**THE EXERCISE**.
Return a copy of each line that holds the string "McCormick".

Dataset items:

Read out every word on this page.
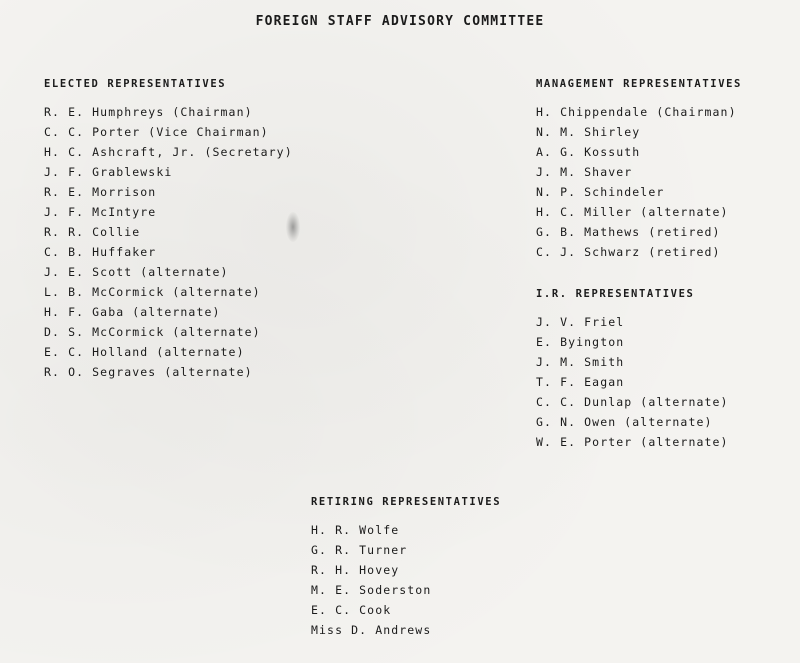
FOREIGN STAFF ADVISORY COMMITTEE
ELECTED REPRESENTATIVES
R. E. Humphreys (Chairman)
C. C. Porter (Vice Chairman)
H. C. Ashcraft, Jr. (Secretary)
J. F. Grablewski
R. E. Morrison
J. F. McIntyre
R. R. Collie
C. B. Huffaker
J. E. Scott (alternate)
L. B. McCormick (alternate)
H. F. Gaba (alternate)
D. S. McCormick (alternate)
E. C. Holland (alternate)
R. O. Segraves (alternate)
MANAGEMENT REPRESENTATIVES
H. Chippendale (Chairman)
N. M. Shirley
A. G. Kossuth
J. M. Shaver
N. P. Schindeler
H. C. Miller (alternate)
G. B. Mathews (retired)
C. J. Schwarz (retired)
I.R. REPRESENTATIVES
J. V. Friel
E. Byington
J. M. Smith
T. F. Eagan
C. C. Dunlap (alternate)
G. N. Owen (alternate)
W. E. Porter (alternate)
RETIRING REPRESENTATIVES
H. R. Wolfe
G. R. Turner
R. H. Hovey
M. E. Soderston
E. C. Cook
Miss D. Andrews
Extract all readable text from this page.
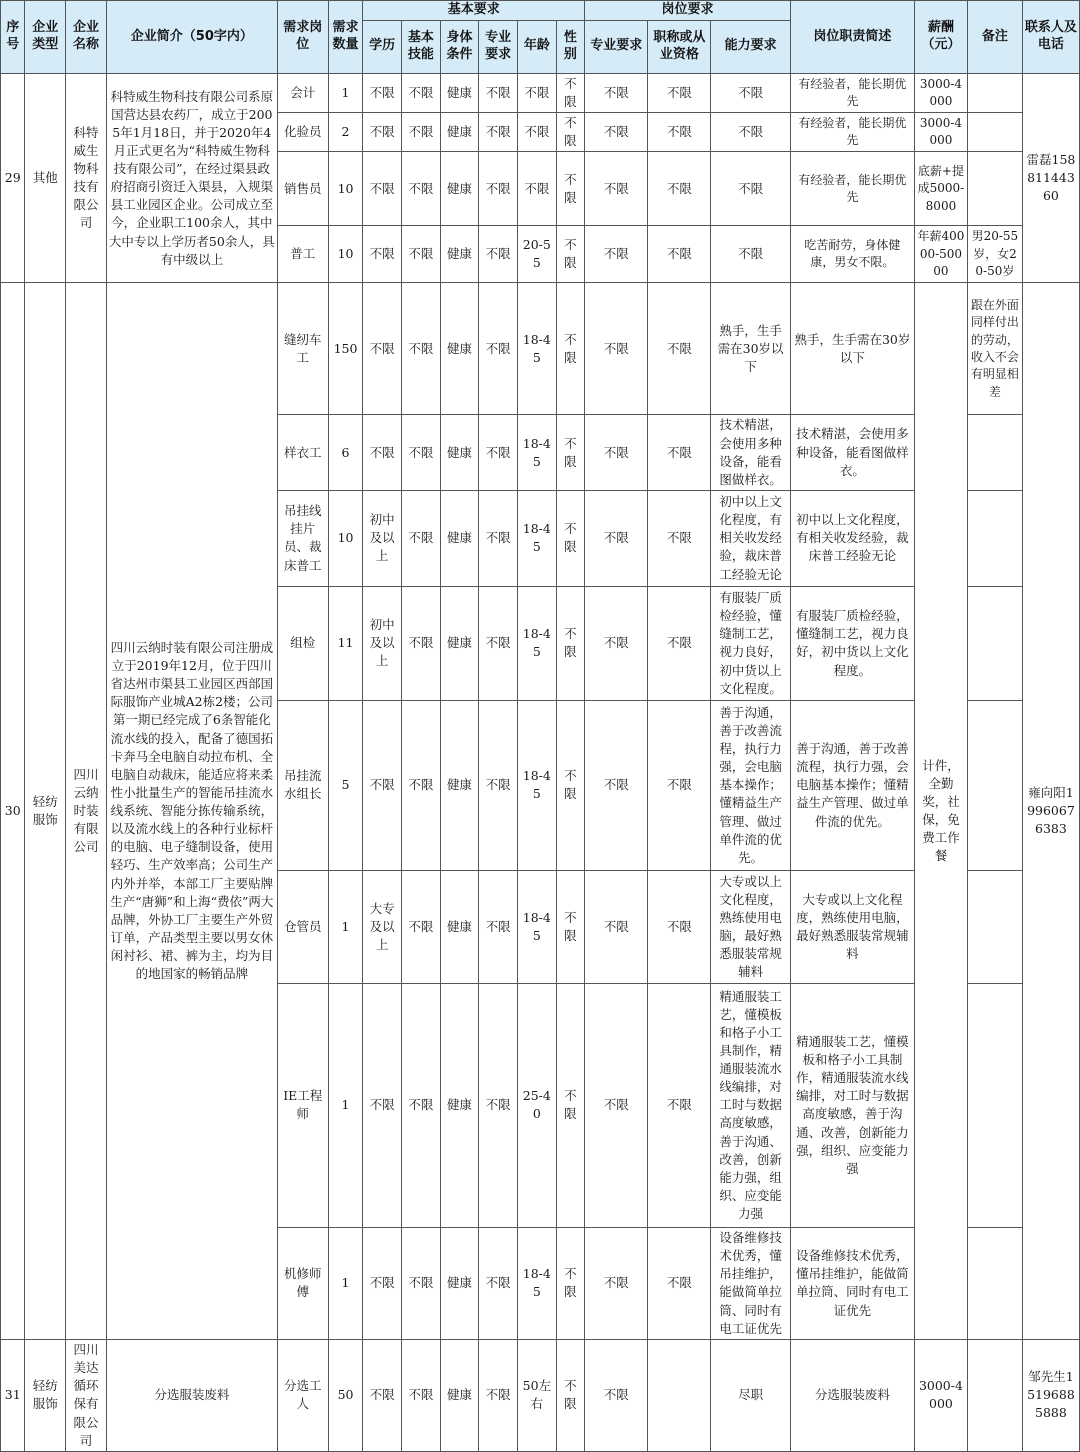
序号	企业类型	企业名称	企业简介（50字内）	需求岗位	需求数量	基本要求						岗位要求			岗位职责简述	薪酬（元）	备注	联系人及电话
						学历	基本技能	身体条件	专业要求	年龄	性别	专业要求	职称或从业资格	能力要求				
29	其他	科特威生物科技有限公司	科特威生物科技有限公司系原国营达县农药厂，成立于2005年1月18日，并于2020年4月正式更名为“科特威生物科技有限公司”，在经过渠县政府招商引资迁入渠县，入规渠县工业园区企业。公司成立至今，企业职工100余人，其中大中专以上学历者50余人，具有中级以上	会计	1	不限	不限	健康	不限	不限	不限	不限	不限	不限	有经验者，能长期优先	3000-4000		雷磊15881144360
				化验员	2	不限	不限	健康	不限	不限	不限	不限	不限	不限	有经验者，能长期优先	3000-4000		
				销售员	10	不限	不限	健康	不限	不限	不限	不限	不限	不限	有经验者，能长期优先	底薪+提成5000-8000		
				普工	10	不限	不限	健康	不限	20-55	不限	不限	不限	不限	吃苦耐劳，身体健康，男女不限。	年薪40000-50000	男20-55岁，女20-50岁	
30	轻纺服饰	四川云纳时装有限公司	四川云纳时装有限公司注册成立于2019年12月，位于四川省达州市渠县工业园区西部国际服饰产业城A2栋2楼；公司第一期已经完成了6条智能化流水线的投入，配备了德国拓卡奔马全电脑自动拉布机、全电脑自动裁床，能适应将来柔性小批量生产的智能吊挂流水线系统、智能分拣传输系统，以及流水线上的各种行业标杆的电脑、电子缝制设备，使用轻巧、生产效率高；公司生产内外并举，本部工厂主要贴牌生产“唐狮”和上海“费依”两大品牌，外协工厂主要生产外贸订单，产品类型主要以男女休闲衬衫、裙、裤为主，均为目的地国家的畅销品牌	缝纫车工	150	不限	不限	健康	不限	18-45	不限	不限	不限	熟手，生手需在30岁以下	熟手，生手需在30岁以下	计件，全勤奖，社保，免费工作餐	跟在外面同样付出的劳动，收入不会有明显相差	雍向阳19960676383
				样衣工	6	不限	不限	健康	不限	18-45	不限	不限	不限	技术精湛，会使用多种设备，能看图做样衣。	技术精湛，会使用多种设备，能看图做样衣。			
				吊挂线挂片员、裁床普工	10	初中及以上	不限	健康	不限	18-45	不限	不限	不限	初中以上文化程度，有相关收发经验，裁床普工经验无论	初中以上文化程度，有相关收发经验，裁床普工经验无论			
				组检	11	初中及以上	不限	健康	不限	18-45	不限	不限	不限	有服装厂质检经验，懂缝制工艺，视力良好，初中货以上文化程度。	有服装厂质检经验，懂缝制工艺，视力良好，初中货以上文化程度。			
				吊挂流水组长	5	不限	不限	健康	不限	18-45	不限	不限	不限	善于沟通，善于改善流程，执行力强，会电脑基本操作；懂精益生产管理、做过单件流的优先。	善于沟通，善于改善流程，执行力强，会电脑基本操作；懂精益生产管理、做过单件流的优先。			
				仓管员	1	大专及以上	不限	健康	不限	18-45	不限	不限	不限	大专或以上文化程度，熟练使用电脑，最好熟悉服装常规辅料	大专或以上文化程度，熟练使用电脑，最好熟悉服装常规辅料			
				IE工程师	1	不限	不限	健康	不限	25-40	不限	不限	不限	精通服装工艺，懂模板和格子小工具制作，精通服装流水线编排，对工时与数据高度敏感，善于沟通、改善，创新能力强，组织、应变能力强	精通服装工艺，懂模板和格子小工具制作，精通服装流水线编排，对工时与数据高度敏感，善于沟通、改善，创新能力强，组织、应变能力强			
				机修师傅	1	不限	不限	健康	不限	18-45	不限	不限	不限	设备维修技术优秀，懂吊挂维护，能做简单拉筒、同时有电工证优先	设备维修技术优秀，懂吊挂维护，能做简单拉筒、同时有电工证优先			
31	轻纺服饰	四川美达循环保有限公司	分选服装废料	分选工人	50	不限	不限	健康	不限	50左右	不限	不限		尽职	分选服装废料	3000-4000		邹先生15196885888
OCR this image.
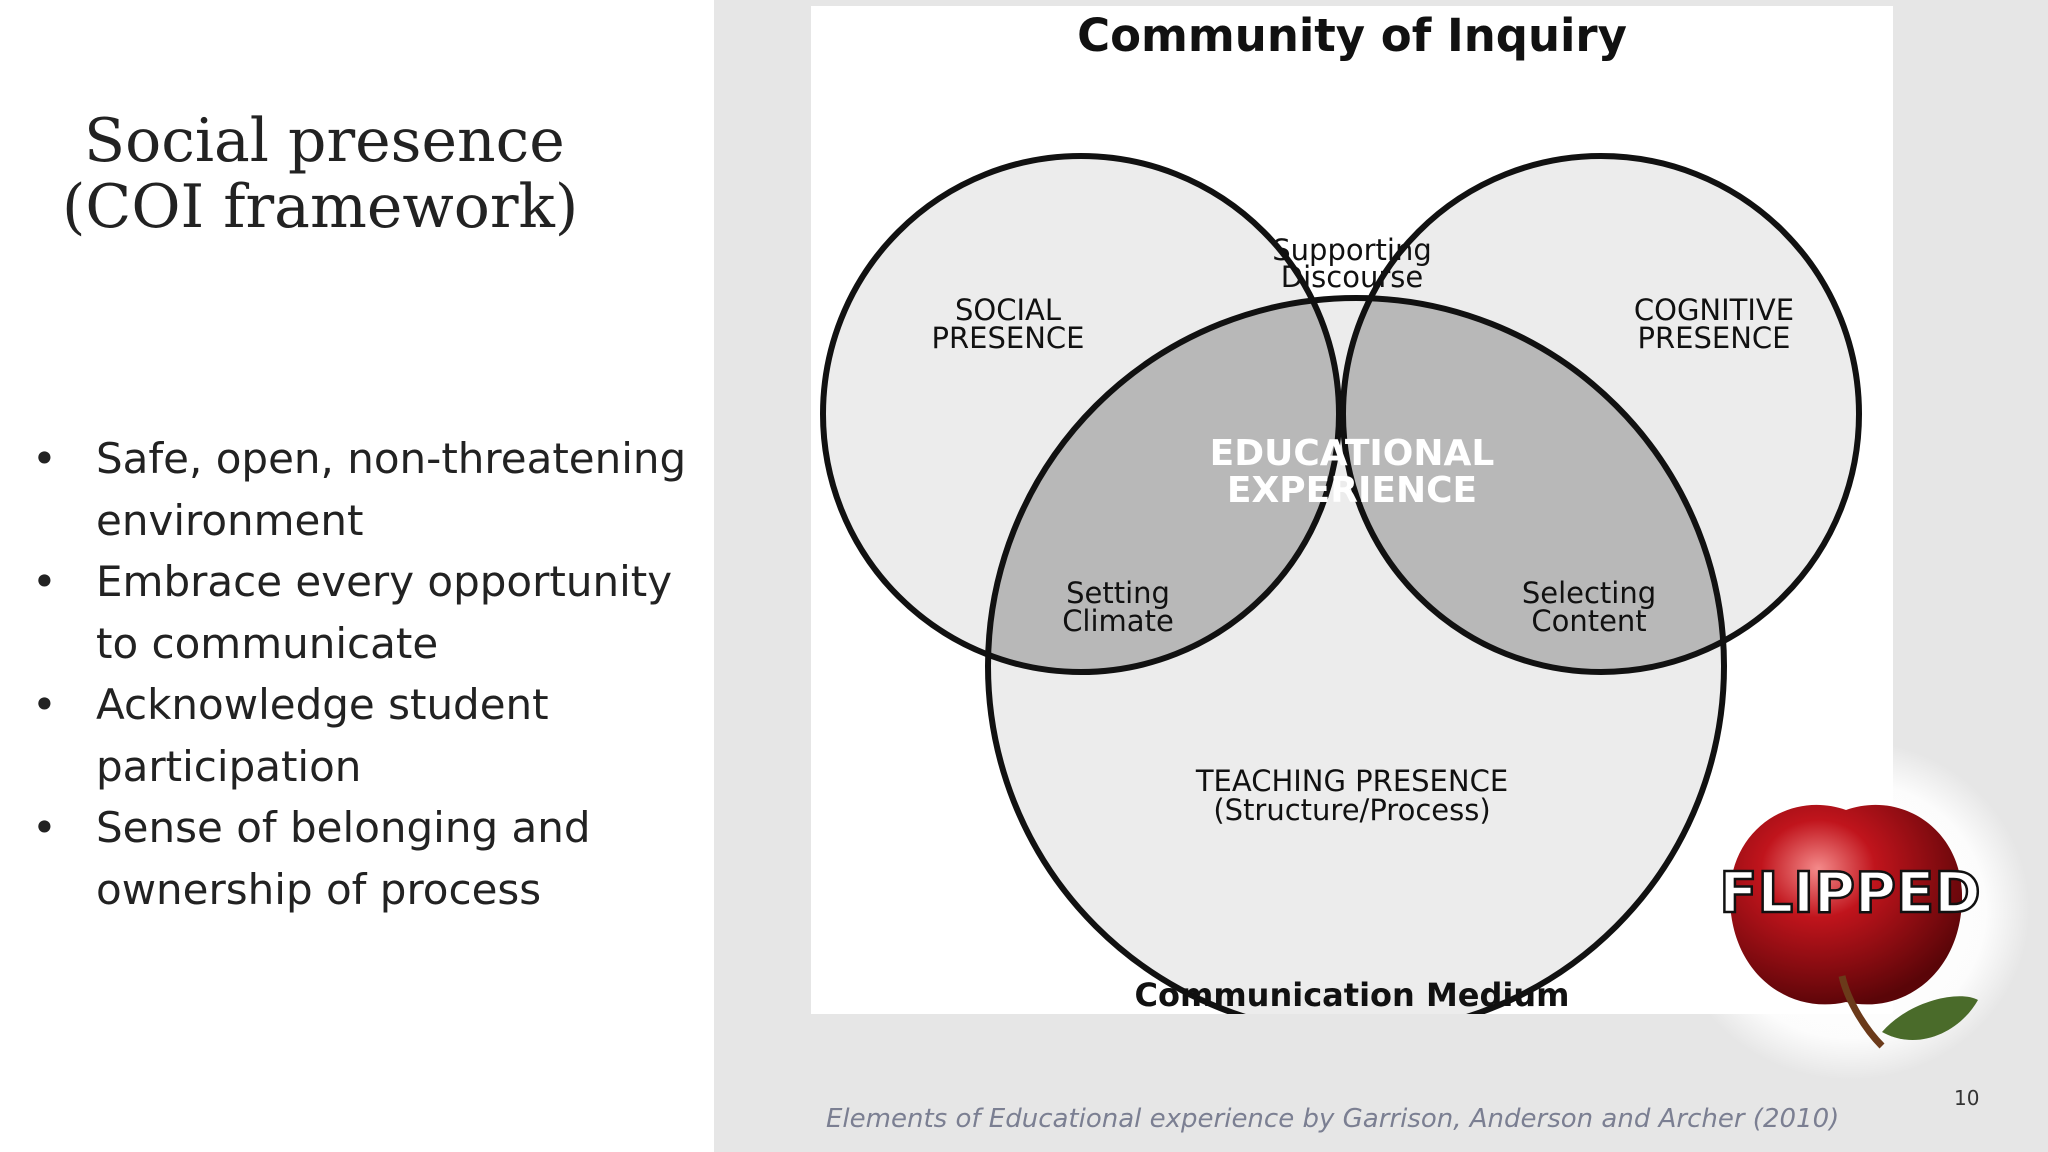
Social presence
(COI framework)
• Safe, open, non-threatening
environment
• Embrace every opportunity
to communicate
• Acknowledge student
participation
• Sense of belonging and
ownership of process
Community of Inquiry
SOCIAL
PRESENCE
COGNITIVE
PRESENCE
Supporting
Discourse
Setting
Climate
Selecting
Content
EDUCATIONAL
EXPERIENCE
TEACHING PRESENCE
(Structure/Process)
Communication Medium
FLIPPED
Elements of Educational experience by Garrison, Anderson and Archer (2010)
10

**TASK SOLUTION**.
L. B. McCormick (alternate)
D. S. McCormick (alternate)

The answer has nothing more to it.